Directive: Count the lines below that contain the word "title". Give only the number.

#### Given records

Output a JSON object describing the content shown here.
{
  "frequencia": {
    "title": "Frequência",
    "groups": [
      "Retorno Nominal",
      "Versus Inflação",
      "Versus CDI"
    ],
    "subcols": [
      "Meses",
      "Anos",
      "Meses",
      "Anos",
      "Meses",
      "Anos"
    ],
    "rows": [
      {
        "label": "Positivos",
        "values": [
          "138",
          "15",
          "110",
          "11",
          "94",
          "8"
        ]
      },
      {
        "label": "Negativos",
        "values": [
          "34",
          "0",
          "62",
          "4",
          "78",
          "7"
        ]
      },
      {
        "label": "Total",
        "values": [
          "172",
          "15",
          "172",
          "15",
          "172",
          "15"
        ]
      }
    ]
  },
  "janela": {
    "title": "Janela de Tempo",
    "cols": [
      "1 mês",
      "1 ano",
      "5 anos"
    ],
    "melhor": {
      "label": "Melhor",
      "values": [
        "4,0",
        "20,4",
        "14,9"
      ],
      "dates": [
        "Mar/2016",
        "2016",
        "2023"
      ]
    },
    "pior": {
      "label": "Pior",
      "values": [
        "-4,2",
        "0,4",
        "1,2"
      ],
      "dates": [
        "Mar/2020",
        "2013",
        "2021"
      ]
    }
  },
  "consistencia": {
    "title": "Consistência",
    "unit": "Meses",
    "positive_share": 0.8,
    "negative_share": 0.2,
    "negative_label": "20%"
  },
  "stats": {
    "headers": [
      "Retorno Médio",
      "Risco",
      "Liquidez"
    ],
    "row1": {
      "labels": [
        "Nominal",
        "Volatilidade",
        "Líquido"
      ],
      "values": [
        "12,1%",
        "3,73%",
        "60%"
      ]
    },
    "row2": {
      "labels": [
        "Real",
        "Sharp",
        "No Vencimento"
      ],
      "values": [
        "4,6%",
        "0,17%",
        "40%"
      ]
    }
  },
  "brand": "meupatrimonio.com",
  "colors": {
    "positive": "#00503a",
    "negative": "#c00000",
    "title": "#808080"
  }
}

########

Reply: 4